---------- MATERIAL PROVIDED

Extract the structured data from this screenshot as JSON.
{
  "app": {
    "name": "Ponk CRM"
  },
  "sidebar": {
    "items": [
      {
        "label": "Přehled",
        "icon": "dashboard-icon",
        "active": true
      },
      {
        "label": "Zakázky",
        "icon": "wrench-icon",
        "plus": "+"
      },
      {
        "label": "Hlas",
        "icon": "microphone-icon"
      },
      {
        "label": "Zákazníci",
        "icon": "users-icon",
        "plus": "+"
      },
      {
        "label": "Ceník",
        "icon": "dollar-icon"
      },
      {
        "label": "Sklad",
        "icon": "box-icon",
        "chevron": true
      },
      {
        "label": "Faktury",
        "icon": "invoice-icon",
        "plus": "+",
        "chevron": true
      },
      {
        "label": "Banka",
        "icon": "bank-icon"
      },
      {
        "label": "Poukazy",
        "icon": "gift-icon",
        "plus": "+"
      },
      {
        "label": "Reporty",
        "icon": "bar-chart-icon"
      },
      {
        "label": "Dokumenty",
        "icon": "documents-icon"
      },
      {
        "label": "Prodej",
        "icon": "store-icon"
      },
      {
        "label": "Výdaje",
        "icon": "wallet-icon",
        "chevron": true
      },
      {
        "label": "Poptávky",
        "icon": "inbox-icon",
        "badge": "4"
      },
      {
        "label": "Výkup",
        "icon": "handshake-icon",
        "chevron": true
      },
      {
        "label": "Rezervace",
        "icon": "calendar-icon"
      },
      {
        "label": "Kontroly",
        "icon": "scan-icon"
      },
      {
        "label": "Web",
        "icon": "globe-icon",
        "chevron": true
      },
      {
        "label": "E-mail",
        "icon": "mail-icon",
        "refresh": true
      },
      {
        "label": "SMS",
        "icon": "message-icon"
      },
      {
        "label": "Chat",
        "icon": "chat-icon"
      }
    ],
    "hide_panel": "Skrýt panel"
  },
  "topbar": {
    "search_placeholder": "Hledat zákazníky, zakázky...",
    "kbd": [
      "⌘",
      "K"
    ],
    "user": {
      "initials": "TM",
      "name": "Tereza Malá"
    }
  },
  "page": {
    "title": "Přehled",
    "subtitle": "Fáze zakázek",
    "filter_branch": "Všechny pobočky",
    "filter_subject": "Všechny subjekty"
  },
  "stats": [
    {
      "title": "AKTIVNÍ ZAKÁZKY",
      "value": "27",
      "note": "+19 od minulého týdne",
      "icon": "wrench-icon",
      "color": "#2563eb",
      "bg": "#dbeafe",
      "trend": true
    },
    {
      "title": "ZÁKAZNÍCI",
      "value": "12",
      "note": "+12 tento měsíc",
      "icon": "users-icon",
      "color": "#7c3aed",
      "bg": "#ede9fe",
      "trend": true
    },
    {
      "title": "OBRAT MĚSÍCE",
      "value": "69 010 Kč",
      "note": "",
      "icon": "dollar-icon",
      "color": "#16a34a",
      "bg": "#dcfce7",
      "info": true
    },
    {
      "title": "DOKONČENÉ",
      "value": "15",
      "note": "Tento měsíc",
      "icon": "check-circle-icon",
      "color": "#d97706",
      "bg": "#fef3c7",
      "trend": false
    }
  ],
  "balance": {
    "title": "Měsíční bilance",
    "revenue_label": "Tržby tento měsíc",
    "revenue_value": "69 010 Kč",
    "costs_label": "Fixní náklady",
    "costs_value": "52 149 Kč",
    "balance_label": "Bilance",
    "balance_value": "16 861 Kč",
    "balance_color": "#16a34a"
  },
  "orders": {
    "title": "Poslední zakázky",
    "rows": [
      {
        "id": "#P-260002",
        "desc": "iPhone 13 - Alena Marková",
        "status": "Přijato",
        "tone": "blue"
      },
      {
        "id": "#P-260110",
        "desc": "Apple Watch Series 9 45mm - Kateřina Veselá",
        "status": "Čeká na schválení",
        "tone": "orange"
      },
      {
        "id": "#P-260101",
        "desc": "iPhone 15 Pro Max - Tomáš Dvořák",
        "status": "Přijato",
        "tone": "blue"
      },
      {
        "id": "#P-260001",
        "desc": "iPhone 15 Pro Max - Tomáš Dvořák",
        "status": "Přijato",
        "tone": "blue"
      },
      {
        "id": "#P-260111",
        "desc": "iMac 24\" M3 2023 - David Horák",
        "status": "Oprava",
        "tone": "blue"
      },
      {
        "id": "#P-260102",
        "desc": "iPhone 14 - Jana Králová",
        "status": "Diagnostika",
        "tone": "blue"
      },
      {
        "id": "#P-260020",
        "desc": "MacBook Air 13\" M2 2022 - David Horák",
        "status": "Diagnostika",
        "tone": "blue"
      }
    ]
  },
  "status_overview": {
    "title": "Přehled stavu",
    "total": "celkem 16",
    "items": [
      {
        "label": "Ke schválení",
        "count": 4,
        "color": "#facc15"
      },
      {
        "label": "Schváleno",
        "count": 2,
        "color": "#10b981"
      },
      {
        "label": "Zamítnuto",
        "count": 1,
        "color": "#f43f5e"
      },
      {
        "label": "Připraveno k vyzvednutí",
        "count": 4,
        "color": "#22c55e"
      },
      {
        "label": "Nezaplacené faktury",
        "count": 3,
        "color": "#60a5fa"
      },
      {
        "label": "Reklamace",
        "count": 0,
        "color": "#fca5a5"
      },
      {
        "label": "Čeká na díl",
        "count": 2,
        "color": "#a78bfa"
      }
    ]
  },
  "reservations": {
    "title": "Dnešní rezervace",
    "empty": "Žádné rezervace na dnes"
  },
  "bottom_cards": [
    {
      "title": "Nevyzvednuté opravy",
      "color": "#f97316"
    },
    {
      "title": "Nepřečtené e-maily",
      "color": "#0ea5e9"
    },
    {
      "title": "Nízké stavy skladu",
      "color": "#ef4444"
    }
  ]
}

--------------------

§ WHAT IS EXPECTED
Reproduce the records above exactly.

§ OUTPUT OF THE EXERCISE
Extract the structured data from this screenshot as JSON.
{
  "app": {
    "name": "Ponk CRM"
  },
  "sidebar": {
    "items": [
      {
        "label": "Přehled",
        "icon": "dashboard-icon",
        "active": true
      },
      {
        "label": "Zakázky",
        "icon": "wrench-icon",
        "plus": "+"
      },
      {
        "label": "Hlas",
        "icon": "microphone-icon"
      },
      {
        "label": "Zákazníci",
        "icon": "users-icon",
        "plus": "+"
      },
      {
        "label": "Ceník",
        "icon": "dollar-icon"
      },
      {
        "label": "Sklad",
        "icon": "box-icon",
        "chevron": true
      },
      {
        "label": "Faktury",
        "icon": "invoice-icon",
        "plus": "+",
        "chevron": true
      },
      {
        "label": "Banka",
        "icon": "bank-icon"
      },
      {
        "label": "Poukazy",
        "icon": "gift-icon",
        "plus": "+"
      },
      {
        "label": "Reporty",
        "icon": "bar-chart-icon"
      },
      {
        "label": "Dokumenty",
        "icon": "documents-icon"
      },
      {
        "label": "Prodej",
        "icon": "store-icon"
      },
      {
        "label": "Výdaje",
        "icon": "wallet-icon",
        "chevron": true
      },
      {
        "label": "Poptávky",
        "icon": "inbox-icon",
        "badge": "4"
      },
      {
        "label": "Výkup",
        "icon": "handshake-icon",
        "chevron": true
      },
      {
        "label": "Rezervace",
        "icon": "calendar-icon"
      },
      {
        "label": "Kontroly",
        "icon": "scan-icon"
      },
      {
        "label": "Web",
        "icon": "globe-icon",
        "chevron": true
      },
      {
        "label": "E-mail",
        "icon": "mail-icon",
        "refresh": true
      },
      {
        "label": "SMS",
        "icon": "message-icon"
      },
      {
        "label": "Chat",
        "icon": "chat-icon"
      }
    ],
    "hide_panel": "Skrýt panel"
  },
  "topbar": {
    "search_placeholder": "Hledat zákazníky, zakázky...",
    "kbd": [
      "⌘",
      "K"
    ],
    "user": {
      "initials": "TM",
      "name": "Tereza Malá"
    }
  },
  "page": {
    "title": "Přehled",
    "subtitle": "Fáze zakázek",
    "filter_branch": "Všechny pobočky",
    "filter_subject": "Všechny subjekty"
  },
  "stats": [
    {
      "title": "AKTIVNÍ ZAKÁZKY",
      "value": "27",
      "note": "+19 od minulého týdne",
      "icon": "wrench-icon",
      "color": "#2563eb",
      "bg": "#dbeafe",
      "trend": true
    },
    {
      "title": "ZÁKAZNÍCI",
      "value": "12",
      "note": "+12 tento měsíc",
      "icon": "users-icon",
      "color": "#7c3aed",
      "bg": "#ede9fe",
      "trend": true
    },
    {
      "title": "OBRAT MĚSÍCE",
      "value": "69 010 Kč",
      "note": "",
      "icon": "dollar-icon",
      "color": "#16a34a",
      "bg": "#dcfce7",
      "info": true
    },
    {
      "title": "DOKONČENÉ",
      "value": "15",
      "note": "Tento měsíc",
      "icon": "check-circle-icon",
      "color": "#d97706",
      "bg": "#fef3c7",
      "trend": false
    }
  ],
  "balance": {
    "title": "Měsíční bilance",
    "revenue_label": "Tržby tento měsíc",
    "revenue_value": "69 010 Kč",
    "costs_label": "Fixní náklady",
    "costs_value": "52 149 Kč",
    "balance_label": "Bilance",
    "balance_value": "16 861 Kč",
    "balance_color": "#16a34a"
  },
  "orders": {
    "title": "Poslední zakázky",
    "rows": [
      {
        "id": "#P-260002",
        "desc": "iPhone 13 - Alena Marková",
        "status": "Přijato",
        "tone": "blue"
      },
      {
        "id": "#P-260110",
        "desc": "Apple Watch Series 9 45mm - Kateřina Veselá",
        "status": "Čeká na schválení",
        "tone": "orange"
      },
      {
        "id": "#P-260101",
        "desc": "iPhone 15 Pro Max - Tomáš Dvořák",
        "status": "Přijato",
        "tone": "blue"
      },
      {
        "id": "#P-260001",
        "desc": "iPhone 15 Pro Max - Tomáš Dvořák",
        "status": "Přijato",
        "tone": "blue"
      },
      {
        "id": "#P-260111",
        "desc": "iMac 24\" M3 2023 - David Horák",
        "status": "Oprava",
        "tone": "blue"
      },
      {
        "id": "#P-260102",
        "desc": "iPhone 14 - Jana Králová",
        "status": "Diagnostika",
        "tone": "blue"
      },
      {
        "id": "#P-260020",
        "desc": "MacBook Air 13\" M2 2022 - David Horák",
        "status": "Diagnostika",
        "tone": "blue"
      }
    ]
  },
  "status_overview": {
    "title": "Přehled stavu",
    "total": "celkem 16",
    "items": [
      {
        "label": "Ke schválení",
        "count": 4,
        "color": "#facc15"
      },
      {
        "label": "Schváleno",
        "count": 2,
        "color": "#10b981"
      },
      {
        "label": "Zamítnuto",
        "count": 1,
        "color": "#f43f5e"
      },
      {
        "label": "Připraveno k vyzvednutí",
        "count": 4,
        "color": "#22c55e"
      },
      {
        "label": "Nezaplacené faktury",
        "count": 3,
        "color": "#60a5fa"
      },
      {
        "label": "Reklamace",
        "count": 0,
        "color": "#fca5a5"
      },
      {
        "label": "Čeká na díl",
        "count": 2,
        "color": "#a78bfa"
      }
    ]
  },
  "reservations": {
    "title": "Dnešní rezervace",
    "empty": "Žádné rezervace na dnes"
  },
  "bottom_cards": [
    {
      "title": "Nevyzvednuté opravy",
      "color": "#f97316"
    },
    {
      "title": "Nepřečtené e-maily",
      "color": "#0ea5e9"
    },
    {
      "title": "Nízké stavy skladu",
      "color": "#ef4444"
    }
  ]
}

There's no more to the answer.